___ DATASET ENTRIES
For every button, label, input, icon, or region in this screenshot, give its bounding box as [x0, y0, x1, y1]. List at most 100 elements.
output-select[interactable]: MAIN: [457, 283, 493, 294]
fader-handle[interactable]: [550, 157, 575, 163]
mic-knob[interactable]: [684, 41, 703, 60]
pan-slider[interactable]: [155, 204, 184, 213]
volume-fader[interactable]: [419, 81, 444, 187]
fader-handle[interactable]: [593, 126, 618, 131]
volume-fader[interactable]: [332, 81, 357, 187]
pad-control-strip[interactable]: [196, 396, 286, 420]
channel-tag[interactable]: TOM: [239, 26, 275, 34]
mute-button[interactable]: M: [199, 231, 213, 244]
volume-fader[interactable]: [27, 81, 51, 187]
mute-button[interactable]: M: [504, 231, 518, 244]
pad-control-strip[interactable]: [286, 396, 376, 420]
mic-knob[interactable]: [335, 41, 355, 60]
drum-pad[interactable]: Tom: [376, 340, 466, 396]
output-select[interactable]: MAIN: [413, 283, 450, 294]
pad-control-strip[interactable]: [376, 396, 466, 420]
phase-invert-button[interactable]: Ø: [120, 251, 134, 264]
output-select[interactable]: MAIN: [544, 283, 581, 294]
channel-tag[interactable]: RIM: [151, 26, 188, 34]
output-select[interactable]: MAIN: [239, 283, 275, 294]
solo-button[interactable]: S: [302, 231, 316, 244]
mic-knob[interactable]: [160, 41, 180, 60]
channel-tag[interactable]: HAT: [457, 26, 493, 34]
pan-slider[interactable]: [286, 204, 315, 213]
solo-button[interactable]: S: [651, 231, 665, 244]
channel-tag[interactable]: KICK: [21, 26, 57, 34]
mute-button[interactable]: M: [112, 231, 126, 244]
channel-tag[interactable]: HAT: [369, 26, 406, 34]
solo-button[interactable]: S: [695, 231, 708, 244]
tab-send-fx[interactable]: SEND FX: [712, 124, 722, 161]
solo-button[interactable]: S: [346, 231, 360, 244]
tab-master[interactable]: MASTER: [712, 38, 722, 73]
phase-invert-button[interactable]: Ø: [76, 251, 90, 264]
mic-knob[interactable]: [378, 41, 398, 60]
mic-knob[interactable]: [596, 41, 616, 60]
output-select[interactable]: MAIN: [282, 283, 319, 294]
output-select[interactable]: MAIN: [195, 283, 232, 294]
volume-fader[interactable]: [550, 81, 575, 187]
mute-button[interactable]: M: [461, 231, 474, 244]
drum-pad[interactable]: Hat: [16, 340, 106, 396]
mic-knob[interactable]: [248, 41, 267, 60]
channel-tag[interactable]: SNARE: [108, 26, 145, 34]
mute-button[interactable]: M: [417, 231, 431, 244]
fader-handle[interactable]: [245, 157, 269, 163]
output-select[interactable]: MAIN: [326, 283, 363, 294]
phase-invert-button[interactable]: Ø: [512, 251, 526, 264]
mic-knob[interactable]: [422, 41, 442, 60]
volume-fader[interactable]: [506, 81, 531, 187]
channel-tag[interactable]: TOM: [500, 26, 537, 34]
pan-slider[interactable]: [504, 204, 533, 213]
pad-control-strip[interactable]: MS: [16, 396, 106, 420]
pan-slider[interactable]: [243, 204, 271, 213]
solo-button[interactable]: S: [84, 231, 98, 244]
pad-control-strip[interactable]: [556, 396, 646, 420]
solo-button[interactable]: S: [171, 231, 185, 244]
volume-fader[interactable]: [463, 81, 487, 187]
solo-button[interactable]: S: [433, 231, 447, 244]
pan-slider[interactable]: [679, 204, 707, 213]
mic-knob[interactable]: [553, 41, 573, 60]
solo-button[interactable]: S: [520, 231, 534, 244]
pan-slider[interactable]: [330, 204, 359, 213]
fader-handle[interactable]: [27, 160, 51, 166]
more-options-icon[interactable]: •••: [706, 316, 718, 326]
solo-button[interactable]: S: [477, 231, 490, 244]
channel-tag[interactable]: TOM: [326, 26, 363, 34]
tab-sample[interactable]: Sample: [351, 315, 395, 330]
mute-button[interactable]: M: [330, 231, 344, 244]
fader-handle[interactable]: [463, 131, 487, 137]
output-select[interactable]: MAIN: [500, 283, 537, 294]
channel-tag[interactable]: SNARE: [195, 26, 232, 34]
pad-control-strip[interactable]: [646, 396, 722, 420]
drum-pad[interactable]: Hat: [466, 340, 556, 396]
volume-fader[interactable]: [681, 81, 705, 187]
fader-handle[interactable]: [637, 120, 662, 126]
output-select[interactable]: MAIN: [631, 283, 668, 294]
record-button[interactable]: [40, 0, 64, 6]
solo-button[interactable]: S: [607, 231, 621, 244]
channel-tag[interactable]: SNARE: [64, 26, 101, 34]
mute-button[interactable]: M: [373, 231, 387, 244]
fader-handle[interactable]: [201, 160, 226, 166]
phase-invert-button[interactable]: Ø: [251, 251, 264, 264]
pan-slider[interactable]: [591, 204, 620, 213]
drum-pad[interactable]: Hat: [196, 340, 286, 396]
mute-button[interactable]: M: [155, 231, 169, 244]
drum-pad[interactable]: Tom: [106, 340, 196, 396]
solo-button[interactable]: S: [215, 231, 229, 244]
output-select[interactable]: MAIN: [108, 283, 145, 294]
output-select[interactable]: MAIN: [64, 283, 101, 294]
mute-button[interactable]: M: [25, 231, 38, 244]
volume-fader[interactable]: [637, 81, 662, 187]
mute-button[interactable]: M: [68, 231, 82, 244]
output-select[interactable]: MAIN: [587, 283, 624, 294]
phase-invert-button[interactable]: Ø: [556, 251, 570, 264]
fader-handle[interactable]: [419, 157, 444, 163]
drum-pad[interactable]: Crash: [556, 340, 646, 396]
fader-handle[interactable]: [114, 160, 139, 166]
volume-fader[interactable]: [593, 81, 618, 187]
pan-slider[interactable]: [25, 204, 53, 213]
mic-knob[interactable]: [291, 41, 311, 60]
______
### AIM:
Copy the records word for word, from their first line down to and including the line that contains "volume-fader[interactable]: [419, 81, 444, 187]".

### TASK OUTPUT:
For every button, label, input, icon, or region in this screenshot, give its bounding box as [x0, y0, x1, y1]. List at most 100 elements.
output-select[interactable]: MAIN: [457, 283, 493, 294]
fader-handle[interactable]: [550, 157, 575, 163]
mic-knob[interactable]: [684, 41, 703, 60]
pan-slider[interactable]: [155, 204, 184, 213]
volume-fader[interactable]: [419, 81, 444, 187]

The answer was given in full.